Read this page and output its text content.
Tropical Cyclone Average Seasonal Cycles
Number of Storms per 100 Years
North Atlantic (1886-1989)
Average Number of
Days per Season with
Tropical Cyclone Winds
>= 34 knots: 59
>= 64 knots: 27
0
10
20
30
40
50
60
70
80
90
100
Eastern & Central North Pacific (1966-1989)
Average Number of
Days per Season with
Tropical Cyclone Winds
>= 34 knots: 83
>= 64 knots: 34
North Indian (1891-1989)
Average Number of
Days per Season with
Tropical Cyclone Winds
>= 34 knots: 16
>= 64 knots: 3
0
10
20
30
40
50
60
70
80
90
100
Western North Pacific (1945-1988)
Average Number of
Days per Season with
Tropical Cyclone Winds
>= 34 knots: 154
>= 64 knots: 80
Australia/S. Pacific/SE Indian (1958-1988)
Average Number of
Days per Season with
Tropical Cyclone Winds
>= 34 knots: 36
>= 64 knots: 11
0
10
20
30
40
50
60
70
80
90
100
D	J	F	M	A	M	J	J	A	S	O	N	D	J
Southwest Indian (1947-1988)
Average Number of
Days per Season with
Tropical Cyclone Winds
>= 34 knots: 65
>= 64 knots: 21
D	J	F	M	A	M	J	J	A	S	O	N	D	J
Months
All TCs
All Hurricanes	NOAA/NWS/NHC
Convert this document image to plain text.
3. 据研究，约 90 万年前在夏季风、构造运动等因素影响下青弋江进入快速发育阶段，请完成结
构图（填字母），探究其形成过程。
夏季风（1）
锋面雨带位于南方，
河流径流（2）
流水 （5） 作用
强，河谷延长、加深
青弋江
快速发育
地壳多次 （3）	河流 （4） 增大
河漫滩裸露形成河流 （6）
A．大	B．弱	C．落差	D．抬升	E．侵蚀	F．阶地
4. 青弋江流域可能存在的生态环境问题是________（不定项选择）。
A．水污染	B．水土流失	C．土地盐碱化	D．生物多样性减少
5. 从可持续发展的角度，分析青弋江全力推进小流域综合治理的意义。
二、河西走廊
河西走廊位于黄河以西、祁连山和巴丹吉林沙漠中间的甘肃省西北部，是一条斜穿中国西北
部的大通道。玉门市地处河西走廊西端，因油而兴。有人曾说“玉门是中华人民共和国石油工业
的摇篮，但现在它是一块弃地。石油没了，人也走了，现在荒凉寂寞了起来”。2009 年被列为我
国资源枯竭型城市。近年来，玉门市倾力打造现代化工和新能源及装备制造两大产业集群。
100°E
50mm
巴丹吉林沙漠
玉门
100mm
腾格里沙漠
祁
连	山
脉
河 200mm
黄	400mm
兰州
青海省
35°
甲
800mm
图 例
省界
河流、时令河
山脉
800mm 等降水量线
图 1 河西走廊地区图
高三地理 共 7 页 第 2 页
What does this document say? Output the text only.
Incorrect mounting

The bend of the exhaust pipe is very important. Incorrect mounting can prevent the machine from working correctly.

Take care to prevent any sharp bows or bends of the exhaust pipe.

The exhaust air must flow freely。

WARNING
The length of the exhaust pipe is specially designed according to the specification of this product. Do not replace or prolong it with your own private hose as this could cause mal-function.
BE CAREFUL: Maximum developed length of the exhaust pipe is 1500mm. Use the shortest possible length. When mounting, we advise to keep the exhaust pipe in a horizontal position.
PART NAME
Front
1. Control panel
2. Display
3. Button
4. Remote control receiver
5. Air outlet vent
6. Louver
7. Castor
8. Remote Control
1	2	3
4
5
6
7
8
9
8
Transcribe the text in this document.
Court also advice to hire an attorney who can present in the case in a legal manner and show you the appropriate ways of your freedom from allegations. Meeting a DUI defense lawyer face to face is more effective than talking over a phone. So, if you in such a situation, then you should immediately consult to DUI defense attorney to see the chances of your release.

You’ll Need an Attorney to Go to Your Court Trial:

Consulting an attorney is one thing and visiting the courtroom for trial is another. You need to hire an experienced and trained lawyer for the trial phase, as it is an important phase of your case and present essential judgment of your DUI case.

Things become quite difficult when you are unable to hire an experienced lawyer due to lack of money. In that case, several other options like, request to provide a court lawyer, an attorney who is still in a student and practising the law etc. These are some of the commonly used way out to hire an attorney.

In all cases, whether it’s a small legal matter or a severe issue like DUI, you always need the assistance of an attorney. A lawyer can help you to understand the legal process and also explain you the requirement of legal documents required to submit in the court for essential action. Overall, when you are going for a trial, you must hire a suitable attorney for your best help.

[AIM OF THE EXERCISE]: Leave out every line without the string "must" and copy the rest.

[RESPONSE]:
The exhaust air must flow freely。
In all cases, whether it’s a small legal matter or a severe issue like DUI, you always need the assistance of an attorney. A lawyer can help you to understand the legal process and also explain you the requirement of legal documents required to submit in the court for essential action. Overall, when you are going for a trial, you must hire a suitable attorney for your best help.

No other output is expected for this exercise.